- [Data shown]:
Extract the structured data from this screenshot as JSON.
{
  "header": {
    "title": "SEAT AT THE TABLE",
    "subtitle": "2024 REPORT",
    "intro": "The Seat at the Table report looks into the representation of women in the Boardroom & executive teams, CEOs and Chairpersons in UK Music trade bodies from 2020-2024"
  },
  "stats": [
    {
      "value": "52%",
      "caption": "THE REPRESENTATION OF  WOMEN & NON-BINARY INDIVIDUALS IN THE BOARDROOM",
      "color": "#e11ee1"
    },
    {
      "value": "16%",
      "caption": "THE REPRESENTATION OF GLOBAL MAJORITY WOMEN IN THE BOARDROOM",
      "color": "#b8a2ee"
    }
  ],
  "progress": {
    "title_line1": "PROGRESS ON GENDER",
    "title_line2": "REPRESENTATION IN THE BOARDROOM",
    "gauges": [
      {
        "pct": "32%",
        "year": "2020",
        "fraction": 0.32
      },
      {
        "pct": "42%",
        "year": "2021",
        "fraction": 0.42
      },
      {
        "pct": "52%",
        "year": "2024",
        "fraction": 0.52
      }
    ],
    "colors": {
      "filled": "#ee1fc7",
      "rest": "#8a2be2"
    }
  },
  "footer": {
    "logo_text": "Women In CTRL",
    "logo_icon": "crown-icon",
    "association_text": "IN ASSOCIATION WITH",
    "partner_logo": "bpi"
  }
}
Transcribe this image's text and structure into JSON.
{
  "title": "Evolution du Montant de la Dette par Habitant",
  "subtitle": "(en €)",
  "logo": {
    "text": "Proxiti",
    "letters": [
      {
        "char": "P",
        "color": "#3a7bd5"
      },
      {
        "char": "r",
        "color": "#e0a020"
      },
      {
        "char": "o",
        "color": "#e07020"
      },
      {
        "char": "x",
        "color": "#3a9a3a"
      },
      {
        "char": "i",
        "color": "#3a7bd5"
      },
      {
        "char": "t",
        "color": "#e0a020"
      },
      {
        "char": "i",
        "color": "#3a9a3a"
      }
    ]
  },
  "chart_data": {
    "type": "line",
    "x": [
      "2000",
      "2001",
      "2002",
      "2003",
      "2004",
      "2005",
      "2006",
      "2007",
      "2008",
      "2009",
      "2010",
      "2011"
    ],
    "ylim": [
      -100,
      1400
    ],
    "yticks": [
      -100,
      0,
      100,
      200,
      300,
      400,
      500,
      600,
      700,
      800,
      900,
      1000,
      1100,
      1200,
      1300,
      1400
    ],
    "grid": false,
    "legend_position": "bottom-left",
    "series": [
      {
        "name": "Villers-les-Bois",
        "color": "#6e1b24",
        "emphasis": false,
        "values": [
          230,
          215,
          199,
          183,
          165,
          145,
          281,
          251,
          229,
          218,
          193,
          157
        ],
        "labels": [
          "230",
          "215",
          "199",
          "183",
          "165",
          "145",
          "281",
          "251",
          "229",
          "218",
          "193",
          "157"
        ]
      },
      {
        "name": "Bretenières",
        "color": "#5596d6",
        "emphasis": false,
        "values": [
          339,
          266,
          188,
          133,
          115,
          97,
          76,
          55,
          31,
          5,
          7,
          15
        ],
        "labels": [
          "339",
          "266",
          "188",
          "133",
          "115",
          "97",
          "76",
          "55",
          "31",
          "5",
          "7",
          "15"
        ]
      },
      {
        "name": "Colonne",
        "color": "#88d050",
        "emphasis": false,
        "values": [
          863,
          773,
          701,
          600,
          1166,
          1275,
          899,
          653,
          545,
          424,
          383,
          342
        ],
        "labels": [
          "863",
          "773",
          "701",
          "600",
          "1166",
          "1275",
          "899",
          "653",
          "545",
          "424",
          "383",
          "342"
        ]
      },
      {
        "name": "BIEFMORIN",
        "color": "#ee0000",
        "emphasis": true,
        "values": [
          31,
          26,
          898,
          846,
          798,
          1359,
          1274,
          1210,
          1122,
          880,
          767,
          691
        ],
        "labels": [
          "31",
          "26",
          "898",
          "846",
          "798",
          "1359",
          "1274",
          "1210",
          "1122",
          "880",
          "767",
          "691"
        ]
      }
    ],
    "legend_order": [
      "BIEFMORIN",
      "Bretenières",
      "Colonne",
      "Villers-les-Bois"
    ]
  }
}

- [Problem requirements]: Extract each line of the listing above, copying it word for word.

- [Exercise output]:
Extract the structured data from this screenshot as JSON.
{
  "header": {
    "title": "SEAT AT THE TABLE",
    "subtitle": "2024 REPORT",
    "intro": "The Seat at the Table report looks into the representation of women in the Boardroom & executive teams, CEOs and Chairpersons in UK Music trade bodies from 2020-2024"
  },
  "stats": [
    {
      "value": "52%",
      "caption": "THE REPRESENTATION OF  WOMEN & NON-BINARY INDIVIDUALS IN THE BOARDROOM",
      "color": "#e11ee1"
    },
    {
      "value": "16%",
      "caption": "THE REPRESENTATION OF GLOBAL MAJORITY WOMEN IN THE BOARDROOM",
      "color": "#b8a2ee"
    }
  ],
  "progress": {
    "title_line1": "PROGRESS ON GENDER",
    "title_line2": "REPRESENTATION IN THE BOARDROOM",
    "gauges": [
      {
        "pct": "32%",
        "year": "2020",
        "fraction": 0.32
      },
      {
        "pct": "42%",
        "year": "2021",
        "fraction": 0.42
      },
      {
        "pct": "52%",
        "year": "2024",
        "fraction": 0.52
      }
    ],
    "colors": {
      "filled": "#ee1fc7",
      "rest": "#8a2be2"
    }
  },
  "footer": {
    "logo_text": "Women In CTRL",
    "logo_icon": "crown-icon",
    "association_text": "IN ASSOCIATION WITH",
    "partner_logo": "bpi"
  }
}
Transcribe this image's text and structure into JSON.
{
  "title": "Evolution du Montant de la Dette par Habitant",
  "subtitle": "(en €)",
  "logo": {
    "text": "Proxiti",
    "letters": [
      {
        "char": "P",
        "color": "#3a7bd5"
      },
      {
        "char": "r",
        "color": "#e0a020"
      },
      {
        "char": "o",
        "color": "#e07020"
      },
      {
        "char": "x",
        "color": "#3a9a3a"
      },
      {
        "char": "i",
        "color": "#3a7bd5"
      },
      {
        "char": "t",
        "color": "#e0a020"
      },
      {
        "char": "i",
        "color": "#3a9a3a"
      }
    ]
  },
  "chart_data": {
    "type": "line",
    "x": [
      "2000",
      "2001",
      "2002",
      "2003",
      "2004",
      "2005",
      "2006",
      "2007",
      "2008",
      "2009",
      "2010",
      "2011"
    ],
    "ylim": [
      -100,
      1400
    ],
    "yticks": [
      -100,
      0,
      100,
      200,
      300,
      400,
      500,
      600,
      700,
      800,
      900,
      1000,
      1100,
      1200,
      1300,
      1400
    ],
    "grid": false,
    "legend_position": "bottom-left",
    "series": [
      {
        "name": "Villers-les-Bois",
        "color": "#6e1b24",
        "emphasis": false,
        "values": [
          230,
          215,
          199,
          183,
          165,
          145,
          281,
          251,
          229,
          218,
          193,
          157
        ],
        "labels": [
          "230",
          "215",
          "199",
          "183",
          "165",
          "145",
          "281",
          "251",
          "229",
          "218",
          "193",
          "157"
        ]
      },
      {
        "name": "Bretenières",
        "color": "#5596d6",
        "emphasis": false,
        "values": [
          339,
          266,
          188,
          133,
          115,
          97,
          76,
          55,
          31,
          5,
          7,
          15
        ],
        "labels": [
          "339",
          "266",
          "188",
          "133",
          "115",
          "97",
          "76",
          "55",
          "31",
          "5",
          "7",
          "15"
        ]
      },
      {
        "name": "Colonne",
        "color": "#88d050",
        "emphasis": false,
        "values": [
          863,
          773,
          701,
          600,
          1166,
          1275,
          899,
          653,
          545,
          424,
          383,
          342
        ],
        "labels": [
          "863",
          "773",
          "701",
          "600",
          "1166",
          "1275",
          "899",
          "653",
          "545",
          "424",
          "383",
          "342"
        ]
      },
      {
        "name": "BIEFMORIN",
        "color": "#ee0000",
        "emphasis": true,
        "values": [
          31,
          26,
          898,
          846,
          798,
          1359,
          1274,
          1210,
          1122,
          880,
          767,
          691
        ],
        "labels": [
          "31",
          "26",
          "898",
          "846",
          "798",
          "1359",
          "1274",
          "1210",
          "1122",
          "880",
          "767",
          "691"
        ]
      }
    ],
    "legend_order": [
      "BIEFMORIN",
      "Bretenières",
      "Colonne",
      "Villers-les-Bois"
    ]
  }
}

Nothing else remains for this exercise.